→ **Goal of the exercise**
Look through the records below, and copy out every line that holds the string "присваивания".
[Start of Data for processing]
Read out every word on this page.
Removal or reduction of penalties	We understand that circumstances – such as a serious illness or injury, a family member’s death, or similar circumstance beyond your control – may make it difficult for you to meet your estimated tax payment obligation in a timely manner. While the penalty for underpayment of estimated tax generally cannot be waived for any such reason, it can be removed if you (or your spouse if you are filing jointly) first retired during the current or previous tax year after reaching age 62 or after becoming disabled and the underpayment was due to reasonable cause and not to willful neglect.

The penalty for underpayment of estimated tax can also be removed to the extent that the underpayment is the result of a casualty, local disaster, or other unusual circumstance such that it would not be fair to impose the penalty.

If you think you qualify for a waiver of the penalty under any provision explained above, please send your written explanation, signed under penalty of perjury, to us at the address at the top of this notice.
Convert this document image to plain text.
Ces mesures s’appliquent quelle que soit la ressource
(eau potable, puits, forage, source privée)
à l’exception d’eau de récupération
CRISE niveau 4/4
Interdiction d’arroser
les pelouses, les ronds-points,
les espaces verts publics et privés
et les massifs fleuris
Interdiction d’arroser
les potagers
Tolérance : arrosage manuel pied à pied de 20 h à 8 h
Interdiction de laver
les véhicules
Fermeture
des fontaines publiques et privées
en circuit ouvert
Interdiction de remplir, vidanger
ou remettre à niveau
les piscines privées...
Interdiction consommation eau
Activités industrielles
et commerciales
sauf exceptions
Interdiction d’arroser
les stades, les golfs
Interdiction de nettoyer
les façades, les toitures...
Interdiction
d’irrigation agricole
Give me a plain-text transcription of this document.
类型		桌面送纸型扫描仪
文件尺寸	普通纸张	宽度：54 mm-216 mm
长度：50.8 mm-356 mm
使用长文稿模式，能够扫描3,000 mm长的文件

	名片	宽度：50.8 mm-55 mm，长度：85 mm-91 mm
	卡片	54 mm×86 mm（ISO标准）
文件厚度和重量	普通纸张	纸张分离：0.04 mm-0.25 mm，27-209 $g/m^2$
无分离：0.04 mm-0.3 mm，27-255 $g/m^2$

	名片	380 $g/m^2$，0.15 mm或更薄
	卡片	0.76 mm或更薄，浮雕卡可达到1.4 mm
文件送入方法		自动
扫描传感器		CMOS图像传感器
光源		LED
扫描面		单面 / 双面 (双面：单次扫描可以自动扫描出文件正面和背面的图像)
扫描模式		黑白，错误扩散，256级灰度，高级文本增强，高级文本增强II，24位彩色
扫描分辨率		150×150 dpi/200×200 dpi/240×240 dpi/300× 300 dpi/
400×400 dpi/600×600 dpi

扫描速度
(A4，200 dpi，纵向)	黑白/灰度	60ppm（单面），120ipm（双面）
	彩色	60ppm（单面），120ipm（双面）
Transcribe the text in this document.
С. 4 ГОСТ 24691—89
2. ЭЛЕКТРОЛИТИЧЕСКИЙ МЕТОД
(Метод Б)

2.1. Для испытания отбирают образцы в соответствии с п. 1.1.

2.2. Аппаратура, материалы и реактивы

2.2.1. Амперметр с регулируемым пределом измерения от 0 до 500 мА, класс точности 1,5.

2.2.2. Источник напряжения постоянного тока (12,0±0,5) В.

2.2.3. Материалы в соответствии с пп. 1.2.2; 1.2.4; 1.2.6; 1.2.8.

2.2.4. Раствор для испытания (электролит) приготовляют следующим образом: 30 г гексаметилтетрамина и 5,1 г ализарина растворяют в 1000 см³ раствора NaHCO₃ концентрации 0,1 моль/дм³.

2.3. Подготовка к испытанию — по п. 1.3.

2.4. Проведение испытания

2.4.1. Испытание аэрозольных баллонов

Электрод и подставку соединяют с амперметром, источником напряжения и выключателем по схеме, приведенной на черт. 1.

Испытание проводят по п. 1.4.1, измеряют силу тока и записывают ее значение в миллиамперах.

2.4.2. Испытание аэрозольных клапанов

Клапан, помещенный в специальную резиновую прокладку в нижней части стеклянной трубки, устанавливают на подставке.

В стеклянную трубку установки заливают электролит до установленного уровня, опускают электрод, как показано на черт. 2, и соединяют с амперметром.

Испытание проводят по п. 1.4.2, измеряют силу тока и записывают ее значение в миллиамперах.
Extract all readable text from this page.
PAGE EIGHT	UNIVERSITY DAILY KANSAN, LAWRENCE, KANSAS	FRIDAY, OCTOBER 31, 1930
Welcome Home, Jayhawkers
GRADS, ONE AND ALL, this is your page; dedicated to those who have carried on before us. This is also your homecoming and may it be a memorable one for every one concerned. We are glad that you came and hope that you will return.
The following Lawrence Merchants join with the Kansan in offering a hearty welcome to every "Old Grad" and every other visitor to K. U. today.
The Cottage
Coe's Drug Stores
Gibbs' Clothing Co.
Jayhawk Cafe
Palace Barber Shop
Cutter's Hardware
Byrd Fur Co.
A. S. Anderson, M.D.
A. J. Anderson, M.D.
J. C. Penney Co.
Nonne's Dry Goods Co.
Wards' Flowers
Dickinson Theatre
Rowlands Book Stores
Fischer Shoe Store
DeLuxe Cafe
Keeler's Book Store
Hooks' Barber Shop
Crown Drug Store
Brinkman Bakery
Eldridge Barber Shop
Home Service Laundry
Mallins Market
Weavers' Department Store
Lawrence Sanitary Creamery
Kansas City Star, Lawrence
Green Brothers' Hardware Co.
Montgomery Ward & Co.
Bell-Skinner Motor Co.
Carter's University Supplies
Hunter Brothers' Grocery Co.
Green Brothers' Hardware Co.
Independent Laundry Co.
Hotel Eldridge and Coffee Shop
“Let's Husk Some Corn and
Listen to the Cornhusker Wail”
[End of Data for processing]
[Start of Data for processing]
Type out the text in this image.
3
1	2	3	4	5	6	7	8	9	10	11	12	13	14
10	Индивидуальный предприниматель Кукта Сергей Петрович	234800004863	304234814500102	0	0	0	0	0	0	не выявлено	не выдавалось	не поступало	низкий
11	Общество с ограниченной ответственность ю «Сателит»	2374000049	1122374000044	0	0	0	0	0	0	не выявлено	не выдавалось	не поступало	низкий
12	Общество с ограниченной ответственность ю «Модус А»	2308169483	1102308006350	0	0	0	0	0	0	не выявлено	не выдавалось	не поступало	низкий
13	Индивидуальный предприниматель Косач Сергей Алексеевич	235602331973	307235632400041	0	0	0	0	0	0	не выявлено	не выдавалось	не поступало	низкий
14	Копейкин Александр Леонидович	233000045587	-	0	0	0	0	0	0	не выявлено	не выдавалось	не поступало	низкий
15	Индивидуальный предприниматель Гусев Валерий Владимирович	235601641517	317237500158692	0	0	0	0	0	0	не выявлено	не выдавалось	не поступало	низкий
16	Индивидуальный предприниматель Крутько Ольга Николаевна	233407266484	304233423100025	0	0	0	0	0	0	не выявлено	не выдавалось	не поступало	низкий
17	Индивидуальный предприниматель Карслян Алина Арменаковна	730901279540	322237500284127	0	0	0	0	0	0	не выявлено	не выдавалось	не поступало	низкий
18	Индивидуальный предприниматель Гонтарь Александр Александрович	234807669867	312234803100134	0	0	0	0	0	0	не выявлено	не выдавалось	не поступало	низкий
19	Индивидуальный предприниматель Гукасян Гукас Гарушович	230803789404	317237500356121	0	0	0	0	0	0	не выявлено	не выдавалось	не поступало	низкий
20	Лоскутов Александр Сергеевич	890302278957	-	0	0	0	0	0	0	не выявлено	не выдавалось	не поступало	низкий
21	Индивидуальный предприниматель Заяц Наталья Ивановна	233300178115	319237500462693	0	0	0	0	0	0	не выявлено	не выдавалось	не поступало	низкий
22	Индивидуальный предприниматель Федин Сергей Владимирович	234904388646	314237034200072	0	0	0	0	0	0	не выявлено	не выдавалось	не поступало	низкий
[End of Data for processing]
[Start of Data for processing]
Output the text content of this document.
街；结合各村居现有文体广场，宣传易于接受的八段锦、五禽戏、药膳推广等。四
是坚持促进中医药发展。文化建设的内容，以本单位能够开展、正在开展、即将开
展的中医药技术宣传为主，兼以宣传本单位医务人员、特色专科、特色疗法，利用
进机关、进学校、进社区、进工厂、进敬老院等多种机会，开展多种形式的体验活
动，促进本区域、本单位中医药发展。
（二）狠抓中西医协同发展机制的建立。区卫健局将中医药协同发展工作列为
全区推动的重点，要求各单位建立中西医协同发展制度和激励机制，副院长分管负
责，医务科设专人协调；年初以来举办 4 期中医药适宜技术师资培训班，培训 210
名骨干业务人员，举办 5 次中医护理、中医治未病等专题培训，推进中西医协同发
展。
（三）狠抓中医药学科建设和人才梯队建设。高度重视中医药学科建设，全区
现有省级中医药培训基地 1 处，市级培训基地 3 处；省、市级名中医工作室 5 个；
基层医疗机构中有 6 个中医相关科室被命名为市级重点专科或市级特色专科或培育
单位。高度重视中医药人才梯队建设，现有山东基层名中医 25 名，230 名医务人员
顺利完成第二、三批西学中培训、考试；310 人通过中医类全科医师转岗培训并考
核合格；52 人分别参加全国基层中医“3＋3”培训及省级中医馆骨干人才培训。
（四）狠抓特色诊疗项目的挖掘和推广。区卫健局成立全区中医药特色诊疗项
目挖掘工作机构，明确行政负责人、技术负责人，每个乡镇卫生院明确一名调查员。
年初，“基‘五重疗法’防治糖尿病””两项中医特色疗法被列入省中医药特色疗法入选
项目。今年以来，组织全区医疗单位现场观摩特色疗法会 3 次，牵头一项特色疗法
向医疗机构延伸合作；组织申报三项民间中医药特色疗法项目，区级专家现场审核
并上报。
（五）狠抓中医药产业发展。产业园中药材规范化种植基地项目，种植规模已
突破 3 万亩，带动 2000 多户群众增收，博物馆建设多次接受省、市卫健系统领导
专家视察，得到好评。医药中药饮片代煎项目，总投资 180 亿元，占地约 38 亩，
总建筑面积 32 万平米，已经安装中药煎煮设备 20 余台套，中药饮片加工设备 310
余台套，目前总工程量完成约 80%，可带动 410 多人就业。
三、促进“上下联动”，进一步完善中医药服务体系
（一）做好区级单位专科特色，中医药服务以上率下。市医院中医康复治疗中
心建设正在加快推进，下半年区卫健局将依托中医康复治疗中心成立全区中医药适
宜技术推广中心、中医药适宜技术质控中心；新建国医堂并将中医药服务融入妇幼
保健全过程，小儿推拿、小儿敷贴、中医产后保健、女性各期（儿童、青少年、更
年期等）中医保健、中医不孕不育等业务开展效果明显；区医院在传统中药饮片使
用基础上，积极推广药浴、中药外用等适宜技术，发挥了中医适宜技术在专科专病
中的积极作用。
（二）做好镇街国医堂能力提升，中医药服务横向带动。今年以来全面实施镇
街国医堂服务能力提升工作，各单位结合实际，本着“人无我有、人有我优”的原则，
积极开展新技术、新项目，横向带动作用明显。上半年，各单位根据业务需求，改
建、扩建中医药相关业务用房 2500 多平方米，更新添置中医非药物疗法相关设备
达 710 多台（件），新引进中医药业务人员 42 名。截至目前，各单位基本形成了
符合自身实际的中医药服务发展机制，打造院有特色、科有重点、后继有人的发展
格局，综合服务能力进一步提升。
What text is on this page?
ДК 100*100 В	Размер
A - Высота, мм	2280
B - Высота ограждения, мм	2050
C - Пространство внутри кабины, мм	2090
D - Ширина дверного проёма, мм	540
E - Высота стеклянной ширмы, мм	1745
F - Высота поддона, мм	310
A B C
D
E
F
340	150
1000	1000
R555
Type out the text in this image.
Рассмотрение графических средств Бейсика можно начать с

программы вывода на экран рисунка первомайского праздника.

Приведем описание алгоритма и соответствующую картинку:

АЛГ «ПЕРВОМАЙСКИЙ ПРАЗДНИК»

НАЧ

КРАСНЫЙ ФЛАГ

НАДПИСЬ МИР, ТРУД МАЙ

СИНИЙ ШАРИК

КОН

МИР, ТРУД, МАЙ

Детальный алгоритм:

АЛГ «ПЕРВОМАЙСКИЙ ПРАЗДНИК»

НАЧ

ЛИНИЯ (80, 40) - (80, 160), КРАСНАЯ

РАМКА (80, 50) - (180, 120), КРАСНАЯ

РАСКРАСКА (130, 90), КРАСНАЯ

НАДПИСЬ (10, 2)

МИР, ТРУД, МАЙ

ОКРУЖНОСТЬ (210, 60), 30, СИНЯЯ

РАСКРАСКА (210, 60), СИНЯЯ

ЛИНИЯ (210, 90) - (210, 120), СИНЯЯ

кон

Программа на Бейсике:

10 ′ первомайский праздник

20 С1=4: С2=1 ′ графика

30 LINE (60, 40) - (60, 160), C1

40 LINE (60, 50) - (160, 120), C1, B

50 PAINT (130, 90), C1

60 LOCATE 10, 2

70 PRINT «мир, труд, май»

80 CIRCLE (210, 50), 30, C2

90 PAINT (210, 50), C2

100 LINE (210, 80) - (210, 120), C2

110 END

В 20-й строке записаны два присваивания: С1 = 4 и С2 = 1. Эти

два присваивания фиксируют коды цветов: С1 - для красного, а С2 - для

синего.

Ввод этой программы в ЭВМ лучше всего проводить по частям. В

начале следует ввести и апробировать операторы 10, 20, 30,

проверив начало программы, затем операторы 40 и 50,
[End of Data for processing]
→ **Expected output**
В 20-й строке записаны два присваивания: С1 = 4 и С2 = 1. Эти
два присваивания фиксируют коды цветов: С1 - для красного, а С2 - для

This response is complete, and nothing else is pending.